* **Do this**:
Provide the count of lines that hold "نايمه" and no other output.

* **Dataset rows**:
○ ○ ○ ○ ○
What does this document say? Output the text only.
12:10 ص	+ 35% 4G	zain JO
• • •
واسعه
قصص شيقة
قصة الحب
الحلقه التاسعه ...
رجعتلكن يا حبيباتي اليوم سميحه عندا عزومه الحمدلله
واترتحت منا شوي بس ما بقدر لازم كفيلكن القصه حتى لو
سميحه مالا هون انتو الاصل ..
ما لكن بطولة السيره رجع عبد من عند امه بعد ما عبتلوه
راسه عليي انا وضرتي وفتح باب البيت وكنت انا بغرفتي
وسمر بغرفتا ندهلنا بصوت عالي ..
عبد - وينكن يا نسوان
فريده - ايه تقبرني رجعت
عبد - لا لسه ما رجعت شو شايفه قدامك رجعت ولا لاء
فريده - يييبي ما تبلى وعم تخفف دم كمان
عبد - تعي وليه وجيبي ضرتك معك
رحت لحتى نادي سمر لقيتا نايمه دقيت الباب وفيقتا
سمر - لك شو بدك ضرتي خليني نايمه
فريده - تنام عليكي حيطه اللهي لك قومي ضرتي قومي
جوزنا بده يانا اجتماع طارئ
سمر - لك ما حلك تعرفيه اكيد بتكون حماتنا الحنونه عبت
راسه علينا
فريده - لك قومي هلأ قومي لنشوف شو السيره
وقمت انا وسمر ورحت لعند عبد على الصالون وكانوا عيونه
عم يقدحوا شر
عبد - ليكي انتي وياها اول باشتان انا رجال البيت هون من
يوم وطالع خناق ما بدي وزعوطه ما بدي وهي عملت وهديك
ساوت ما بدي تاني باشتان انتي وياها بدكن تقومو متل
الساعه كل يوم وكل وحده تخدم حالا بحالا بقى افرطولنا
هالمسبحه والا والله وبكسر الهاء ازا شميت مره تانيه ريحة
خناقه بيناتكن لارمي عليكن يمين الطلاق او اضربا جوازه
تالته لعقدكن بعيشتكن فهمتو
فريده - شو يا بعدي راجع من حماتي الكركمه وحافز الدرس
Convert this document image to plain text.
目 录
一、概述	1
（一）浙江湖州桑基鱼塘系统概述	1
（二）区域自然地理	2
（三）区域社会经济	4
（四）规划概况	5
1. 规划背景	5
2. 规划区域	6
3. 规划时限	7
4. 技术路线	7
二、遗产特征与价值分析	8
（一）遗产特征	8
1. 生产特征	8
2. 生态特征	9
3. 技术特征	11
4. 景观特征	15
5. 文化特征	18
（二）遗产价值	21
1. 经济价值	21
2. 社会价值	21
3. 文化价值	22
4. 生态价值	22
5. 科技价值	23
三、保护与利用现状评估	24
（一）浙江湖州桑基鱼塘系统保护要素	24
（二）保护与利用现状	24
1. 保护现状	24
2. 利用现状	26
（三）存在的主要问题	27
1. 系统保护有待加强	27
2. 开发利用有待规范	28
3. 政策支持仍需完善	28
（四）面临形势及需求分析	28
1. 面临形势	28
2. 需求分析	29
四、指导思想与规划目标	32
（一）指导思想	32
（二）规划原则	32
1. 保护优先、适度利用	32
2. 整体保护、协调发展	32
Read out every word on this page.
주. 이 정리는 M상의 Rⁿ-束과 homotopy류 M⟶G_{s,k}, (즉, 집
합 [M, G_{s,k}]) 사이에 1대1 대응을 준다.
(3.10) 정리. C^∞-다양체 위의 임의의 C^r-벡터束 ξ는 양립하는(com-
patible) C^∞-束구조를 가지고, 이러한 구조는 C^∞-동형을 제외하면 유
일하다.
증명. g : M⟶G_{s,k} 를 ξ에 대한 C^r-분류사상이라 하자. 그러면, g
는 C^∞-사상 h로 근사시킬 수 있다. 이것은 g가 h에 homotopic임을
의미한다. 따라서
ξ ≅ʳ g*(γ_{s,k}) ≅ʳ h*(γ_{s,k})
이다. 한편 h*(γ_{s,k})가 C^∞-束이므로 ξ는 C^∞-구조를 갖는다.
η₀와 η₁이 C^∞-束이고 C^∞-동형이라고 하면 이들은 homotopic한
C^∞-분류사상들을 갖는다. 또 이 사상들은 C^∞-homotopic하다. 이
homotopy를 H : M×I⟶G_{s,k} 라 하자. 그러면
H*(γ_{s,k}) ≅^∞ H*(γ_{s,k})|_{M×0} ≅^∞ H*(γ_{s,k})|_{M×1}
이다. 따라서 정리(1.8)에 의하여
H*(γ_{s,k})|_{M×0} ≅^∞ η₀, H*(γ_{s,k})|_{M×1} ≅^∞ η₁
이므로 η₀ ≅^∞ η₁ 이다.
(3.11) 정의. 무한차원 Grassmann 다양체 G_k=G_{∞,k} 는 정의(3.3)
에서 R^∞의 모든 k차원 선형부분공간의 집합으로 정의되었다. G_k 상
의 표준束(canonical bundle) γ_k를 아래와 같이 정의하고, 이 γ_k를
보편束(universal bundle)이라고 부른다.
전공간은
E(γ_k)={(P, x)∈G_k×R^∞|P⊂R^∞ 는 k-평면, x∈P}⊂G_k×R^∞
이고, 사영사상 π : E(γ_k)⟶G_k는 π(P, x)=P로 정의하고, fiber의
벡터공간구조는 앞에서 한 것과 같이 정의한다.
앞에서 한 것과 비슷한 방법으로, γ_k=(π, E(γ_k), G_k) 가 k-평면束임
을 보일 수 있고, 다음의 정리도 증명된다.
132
○ ○ ○ ○ ○
* **Output of the exercise**:
2